» RECORDS SHOWN:
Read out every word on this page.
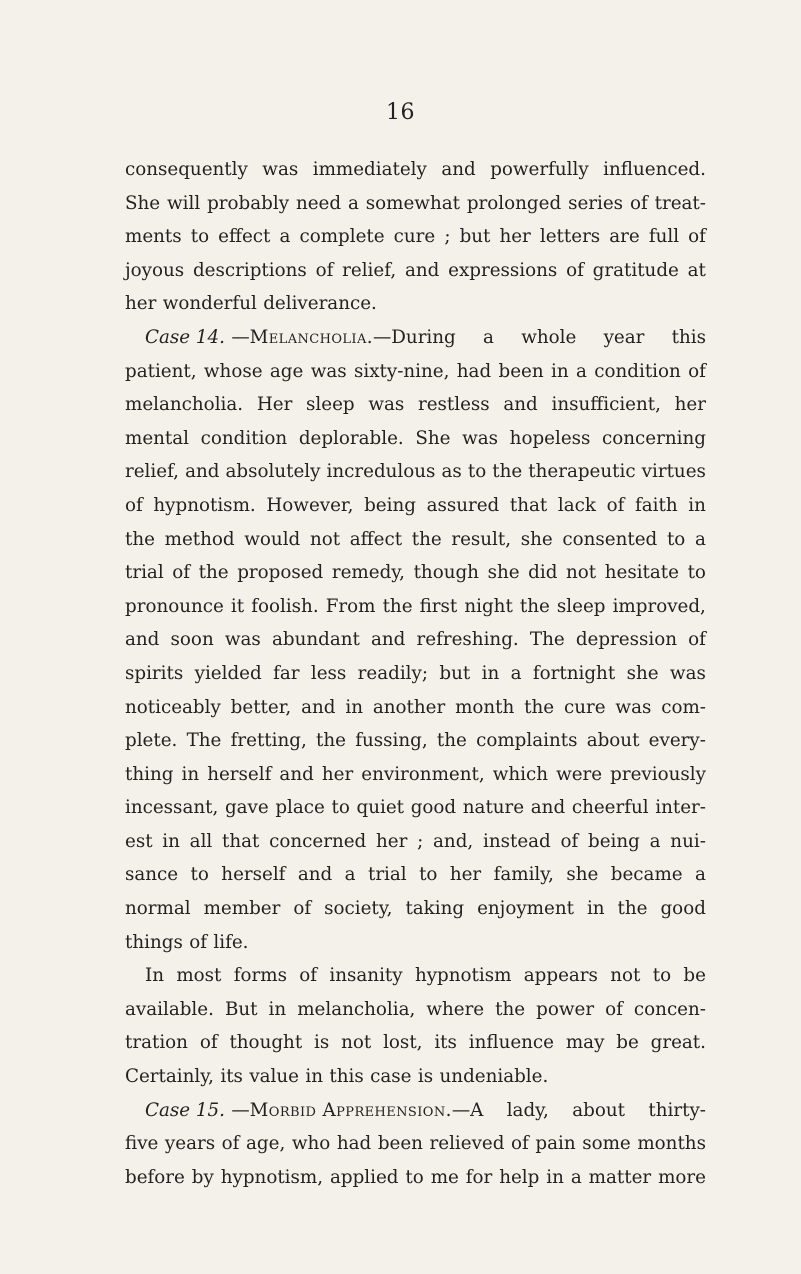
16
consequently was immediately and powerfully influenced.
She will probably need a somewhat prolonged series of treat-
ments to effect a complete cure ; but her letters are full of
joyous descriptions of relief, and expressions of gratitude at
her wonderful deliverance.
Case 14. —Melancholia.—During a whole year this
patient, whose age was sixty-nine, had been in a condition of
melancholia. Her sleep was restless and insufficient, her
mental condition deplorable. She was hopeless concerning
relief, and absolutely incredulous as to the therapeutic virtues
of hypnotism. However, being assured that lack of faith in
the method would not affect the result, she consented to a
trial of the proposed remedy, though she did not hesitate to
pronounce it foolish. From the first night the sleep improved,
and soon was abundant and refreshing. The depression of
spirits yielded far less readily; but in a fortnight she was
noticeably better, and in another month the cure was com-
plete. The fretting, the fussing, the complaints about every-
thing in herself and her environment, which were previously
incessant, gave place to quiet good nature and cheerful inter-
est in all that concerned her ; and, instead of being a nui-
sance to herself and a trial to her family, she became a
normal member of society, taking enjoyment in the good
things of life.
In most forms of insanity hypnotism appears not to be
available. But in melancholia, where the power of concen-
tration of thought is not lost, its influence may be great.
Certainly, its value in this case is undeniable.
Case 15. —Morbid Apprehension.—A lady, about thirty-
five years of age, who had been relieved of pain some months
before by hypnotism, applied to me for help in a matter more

» PROBLEM STATEMENT: Pictures in the data above should not be copied; transcribe everything else exactly.

» FINAL RESULT:
Read out every word on this page.
16
consequently was immediately and powerfully influenced.
She will probably need a somewhat prolonged series of treat-
ments to effect a complete cure ; but her letters are full of
joyous descriptions of relief, and expressions of gratitude at
her wonderful deliverance.
Case 14. —Melancholia.—During a whole year this
patient, whose age was sixty-nine, had been in a condition of
melancholia. Her sleep was restless and insufficient, her
mental condition deplorable. She was hopeless concerning
relief, and absolutely incredulous as to the therapeutic virtues
of hypnotism. However, being assured that lack of faith in
the method would not affect the result, she consented to a
trial of the proposed remedy, though she did not hesitate to
pronounce it foolish. From the first night the sleep improved,
and soon was abundant and refreshing. The depression of
spirits yielded far less readily; but in a fortnight she was
noticeably better, and in another month the cure was com-
plete. The fretting, the fussing, the complaints about every-
thing in herself and her environment, which were previously
incessant, gave place to quiet good nature and cheerful inter-
est in all that concerned her ; and, instead of being a nui-
sance to herself and a trial to her family, she became a
normal member of society, taking enjoyment in the good
things of life.
In most forms of insanity hypnotism appears not to be
available. But in melancholia, where the power of concen-
tration of thought is not lost, its influence may be great.
Certainly, its value in this case is undeniable.
Case 15. —Morbid Apprehension.—A lady, about thirty-
five years of age, who had been relieved of pain some months
before by hypnotism, applied to me for help in a matter more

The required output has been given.